■ WHAT THE TASK ASKS
Starting from the line containing "Read all visible content and emit it as JSON.", give again every line through the end of the entries, word for word. Pictures stay out of the copy.

::: SOURCE MATERIAL :::

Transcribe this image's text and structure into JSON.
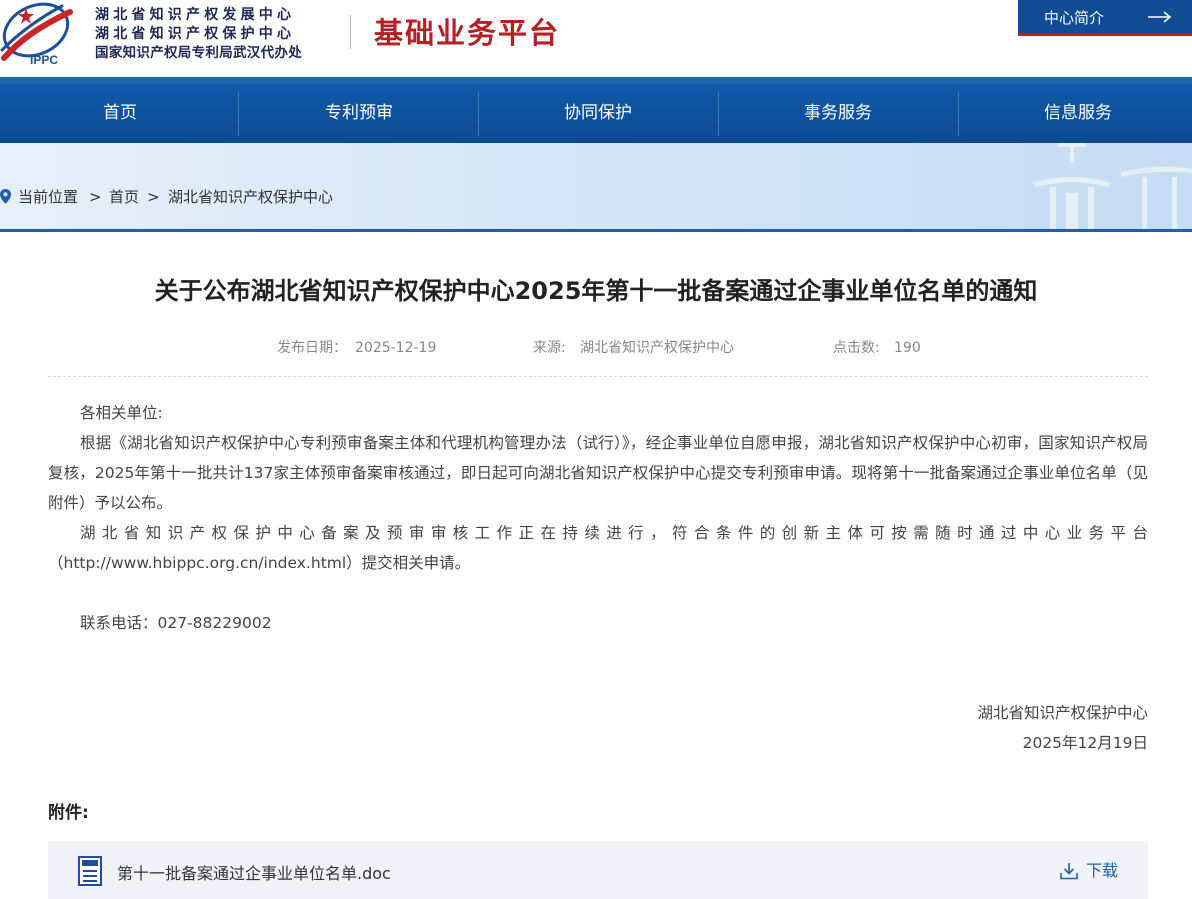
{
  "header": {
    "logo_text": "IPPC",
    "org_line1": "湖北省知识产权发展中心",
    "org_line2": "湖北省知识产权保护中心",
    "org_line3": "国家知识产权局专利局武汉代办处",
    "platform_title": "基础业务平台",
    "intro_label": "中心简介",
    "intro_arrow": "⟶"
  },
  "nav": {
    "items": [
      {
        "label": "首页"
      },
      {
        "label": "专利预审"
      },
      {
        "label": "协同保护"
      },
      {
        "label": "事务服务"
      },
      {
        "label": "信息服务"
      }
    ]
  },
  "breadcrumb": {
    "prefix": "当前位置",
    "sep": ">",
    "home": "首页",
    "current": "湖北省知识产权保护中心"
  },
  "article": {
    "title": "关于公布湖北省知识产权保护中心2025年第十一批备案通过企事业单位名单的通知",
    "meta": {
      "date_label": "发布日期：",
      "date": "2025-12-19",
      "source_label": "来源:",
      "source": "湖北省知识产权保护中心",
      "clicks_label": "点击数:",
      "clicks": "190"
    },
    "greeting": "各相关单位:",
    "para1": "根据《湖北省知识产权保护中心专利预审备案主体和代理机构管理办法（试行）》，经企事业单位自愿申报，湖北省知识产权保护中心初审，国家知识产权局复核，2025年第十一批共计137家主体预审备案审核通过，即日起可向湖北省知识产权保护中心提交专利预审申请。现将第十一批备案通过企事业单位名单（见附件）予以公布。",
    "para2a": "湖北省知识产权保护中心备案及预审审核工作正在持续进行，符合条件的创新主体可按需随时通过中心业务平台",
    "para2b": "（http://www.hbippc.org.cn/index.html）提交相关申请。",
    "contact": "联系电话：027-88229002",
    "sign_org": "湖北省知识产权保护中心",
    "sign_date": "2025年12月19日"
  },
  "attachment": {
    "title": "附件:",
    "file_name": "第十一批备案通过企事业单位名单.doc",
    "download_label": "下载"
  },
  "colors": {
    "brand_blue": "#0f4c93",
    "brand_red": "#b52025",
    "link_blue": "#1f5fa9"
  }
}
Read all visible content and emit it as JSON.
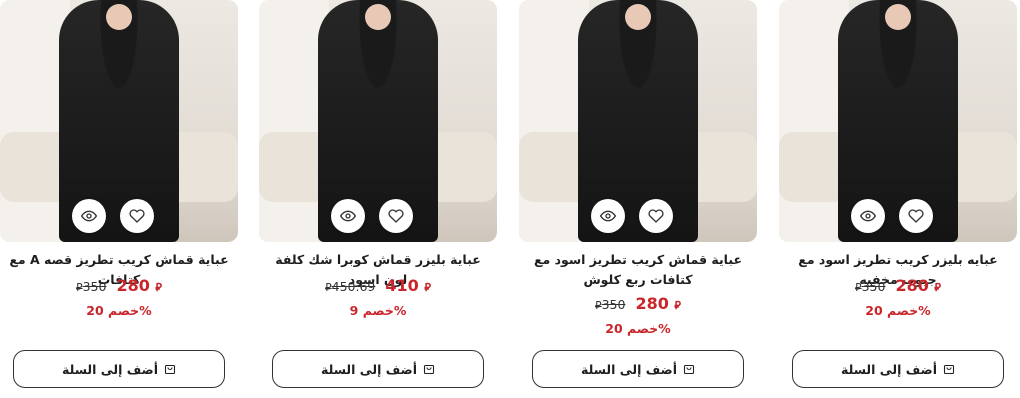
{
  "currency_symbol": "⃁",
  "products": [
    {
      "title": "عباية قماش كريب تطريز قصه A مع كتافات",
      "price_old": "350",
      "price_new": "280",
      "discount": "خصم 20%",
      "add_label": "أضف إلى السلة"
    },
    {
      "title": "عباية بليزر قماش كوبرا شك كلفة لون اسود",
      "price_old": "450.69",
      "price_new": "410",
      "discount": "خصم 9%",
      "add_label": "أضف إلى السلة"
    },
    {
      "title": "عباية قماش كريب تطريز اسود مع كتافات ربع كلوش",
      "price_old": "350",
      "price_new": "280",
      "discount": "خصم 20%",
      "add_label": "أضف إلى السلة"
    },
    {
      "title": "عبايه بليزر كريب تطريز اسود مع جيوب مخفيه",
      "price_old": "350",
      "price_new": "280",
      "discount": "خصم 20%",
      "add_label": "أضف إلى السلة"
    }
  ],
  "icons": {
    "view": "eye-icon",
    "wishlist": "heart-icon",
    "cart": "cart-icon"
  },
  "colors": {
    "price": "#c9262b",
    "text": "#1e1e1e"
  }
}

:::

■ THE COMPLETED TASK
Read all visible content and emit it as JSON.
{
  "currency_symbol": "⃁",
  "products": [
    {
      "title": "عباية قماش كريب تطريز قصه A مع كتافات",
      "price_old": "350",
      "price_new": "280",
      "discount": "خصم 20%",
      "add_label": "أضف إلى السلة"
    },
    {
      "title": "عباية بليزر قماش كوبرا شك كلفة لون اسود",
      "price_old": "450.69",
      "price_new": "410",
      "discount": "خصم 9%",
      "add_label": "أضف إلى السلة"
    },
    {
      "title": "عباية قماش كريب تطريز اسود مع كتافات ربع كلوش",
      "price_old": "350",
      "price_new": "280",
      "discount": "خصم 20%",
      "add_label": "أضف إلى السلة"
    },
    {
      "title": "عبايه بليزر كريب تطريز اسود مع جيوب مخفيه",
      "price_old": "350",
      "price_new": "280",
      "discount": "خصم 20%",
      "add_label": "أضف إلى السلة"
    }
  ],
  "icons": {
    "view": "eye-icon",
    "wishlist": "heart-icon",
    "cart": "cart-icon"
  },
  "colors": {
    "price": "#c9262b",
    "text": "#1e1e1e"
  }
}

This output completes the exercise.